**** Exercise input ****

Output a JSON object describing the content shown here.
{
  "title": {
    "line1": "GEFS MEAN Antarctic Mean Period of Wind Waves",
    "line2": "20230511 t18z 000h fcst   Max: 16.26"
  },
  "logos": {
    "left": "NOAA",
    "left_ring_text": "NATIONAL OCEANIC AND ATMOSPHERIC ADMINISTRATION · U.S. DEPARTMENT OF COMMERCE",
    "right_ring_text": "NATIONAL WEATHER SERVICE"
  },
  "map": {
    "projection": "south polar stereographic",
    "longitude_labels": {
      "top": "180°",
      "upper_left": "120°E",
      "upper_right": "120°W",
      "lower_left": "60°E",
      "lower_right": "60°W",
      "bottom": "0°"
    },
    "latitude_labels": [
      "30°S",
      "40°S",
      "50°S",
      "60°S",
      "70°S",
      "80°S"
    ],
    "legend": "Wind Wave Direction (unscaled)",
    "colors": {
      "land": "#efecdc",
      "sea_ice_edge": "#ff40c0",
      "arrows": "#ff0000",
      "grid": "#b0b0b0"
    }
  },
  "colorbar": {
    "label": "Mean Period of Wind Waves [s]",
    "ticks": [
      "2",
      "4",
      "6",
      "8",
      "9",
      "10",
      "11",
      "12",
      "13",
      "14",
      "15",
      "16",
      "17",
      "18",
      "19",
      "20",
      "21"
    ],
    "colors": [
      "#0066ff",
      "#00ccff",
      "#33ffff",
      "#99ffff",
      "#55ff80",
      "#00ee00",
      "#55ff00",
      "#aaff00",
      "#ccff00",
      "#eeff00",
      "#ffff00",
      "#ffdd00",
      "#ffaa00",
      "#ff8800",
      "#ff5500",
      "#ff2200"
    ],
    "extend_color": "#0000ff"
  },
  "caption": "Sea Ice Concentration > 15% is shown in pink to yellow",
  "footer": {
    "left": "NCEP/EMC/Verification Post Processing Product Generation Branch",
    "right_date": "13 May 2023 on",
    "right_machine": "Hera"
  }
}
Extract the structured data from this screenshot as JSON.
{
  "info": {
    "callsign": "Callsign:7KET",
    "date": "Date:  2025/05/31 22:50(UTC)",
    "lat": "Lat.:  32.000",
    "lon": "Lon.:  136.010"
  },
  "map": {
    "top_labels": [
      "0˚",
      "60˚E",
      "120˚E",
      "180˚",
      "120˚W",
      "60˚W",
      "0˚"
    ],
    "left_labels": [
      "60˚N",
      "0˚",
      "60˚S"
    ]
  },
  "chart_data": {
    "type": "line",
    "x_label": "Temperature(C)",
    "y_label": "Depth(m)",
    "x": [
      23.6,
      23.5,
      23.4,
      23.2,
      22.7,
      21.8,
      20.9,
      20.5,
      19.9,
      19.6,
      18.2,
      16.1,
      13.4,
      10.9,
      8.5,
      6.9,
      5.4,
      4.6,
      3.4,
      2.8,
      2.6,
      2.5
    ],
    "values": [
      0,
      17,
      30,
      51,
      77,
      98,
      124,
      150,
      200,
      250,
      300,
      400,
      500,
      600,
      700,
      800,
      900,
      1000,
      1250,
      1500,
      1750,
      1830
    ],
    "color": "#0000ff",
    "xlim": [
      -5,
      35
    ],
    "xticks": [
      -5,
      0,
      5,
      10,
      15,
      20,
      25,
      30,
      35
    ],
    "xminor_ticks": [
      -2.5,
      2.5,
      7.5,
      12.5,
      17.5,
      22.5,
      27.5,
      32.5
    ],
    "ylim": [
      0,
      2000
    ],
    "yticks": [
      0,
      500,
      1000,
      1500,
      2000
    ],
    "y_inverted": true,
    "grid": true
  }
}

****

* **Task brief**: Copy out each record from above, exactly.

* **Task output**:
Output a JSON object describing the content shown here.
{
  "title": {
    "line1": "GEFS MEAN Antarctic Mean Period of Wind Waves",
    "line2": "20230511 t18z 000h fcst   Max: 16.26"
  },
  "logos": {
    "left": "NOAA",
    "left_ring_text": "NATIONAL OCEANIC AND ATMOSPHERIC ADMINISTRATION · U.S. DEPARTMENT OF COMMERCE",
    "right_ring_text": "NATIONAL WEATHER SERVICE"
  },
  "map": {
    "projection": "south polar stereographic",
    "longitude_labels": {
      "top": "180°",
      "upper_left": "120°E",
      "upper_right": "120°W",
      "lower_left": "60°E",
      "lower_right": "60°W",
      "bottom": "0°"
    },
    "latitude_labels": [
      "30°S",
      "40°S",
      "50°S",
      "60°S",
      "70°S",
      "80°S"
    ],
    "legend": "Wind Wave Direction (unscaled)",
    "colors": {
      "land": "#efecdc",
      "sea_ice_edge": "#ff40c0",
      "arrows": "#ff0000",
      "grid": "#b0b0b0"
    }
  },
  "colorbar": {
    "label": "Mean Period of Wind Waves [s]",
    "ticks": [
      "2",
      "4",
      "6",
      "8",
      "9",
      "10",
      "11",
      "12",
      "13",
      "14",
      "15",
      "16",
      "17",
      "18",
      "19",
      "20",
      "21"
    ],
    "colors": [
      "#0066ff",
      "#00ccff",
      "#33ffff",
      "#99ffff",
      "#55ff80",
      "#00ee00",
      "#55ff00",
      "#aaff00",
      "#ccff00",
      "#eeff00",
      "#ffff00",
      "#ffdd00",
      "#ffaa00",
      "#ff8800",
      "#ff5500",
      "#ff2200"
    ],
    "extend_color": "#0000ff"
  },
  "caption": "Sea Ice Concentration > 15% is shown in pink to yellow",
  "footer": {
    "left": "NCEP/EMC/Verification Post Processing Product Generation Branch",
    "right_date": "13 May 2023 on",
    "right_machine": "Hera"
  }
}
Extract the structured data from this screenshot as JSON.
{
  "info": {
    "callsign": "Callsign:7KET",
    "date": "Date:  2025/05/31 22:50(UTC)",
    "lat": "Lat.:  32.000",
    "lon": "Lon.:  136.010"
  },
  "map": {
    "top_labels": [
      "0˚",
      "60˚E",
      "120˚E",
      "180˚",
      "120˚W",
      "60˚W",
      "0˚"
    ],
    "left_labels": [
      "60˚N",
      "0˚",
      "60˚S"
    ]
  },
  "chart_data": {
    "type": "line",
    "x_label": "Temperature(C)",
    "y_label": "Depth(m)",
    "x": [
      23.6,
      23.5,
      23.4,
      23.2,
      22.7,
      21.8,
      20.9,
      20.5,
      19.9,
      19.6,
      18.2,
      16.1,
      13.4,
      10.9,
      8.5,
      6.9,
      5.4,
      4.6,
      3.4,
      2.8,
      2.6,
      2.5
    ],
    "values": [
      0,
      17,
      30,
      51,
      77,
      98,
      124,
      150,
      200,
      250,
      300,
      400,
      500,
      600,
      700,
      800,
      900,
      1000,
      1250,
      1500,
      1750,
      1830
    ],
    "color": "#0000ff",
    "xlim": [
      -5,
      35
    ],
    "xticks": [
      -5,
      0,
      5,
      10,
      15,
      20,
      25,
      30,
      35
    ],
    "xminor_ticks": [
      -2.5,
      2.5,
      7.5,
      12.5,
      17.5,
      22.5,
      27.5,
      32.5
    ],
    "ylim": [
      0,
      2000
    ],
    "yticks": [
      0,
      500,
      1000,
      1500,
      2000
    ],
    "y_inverted": true,
    "grid": true
  }
}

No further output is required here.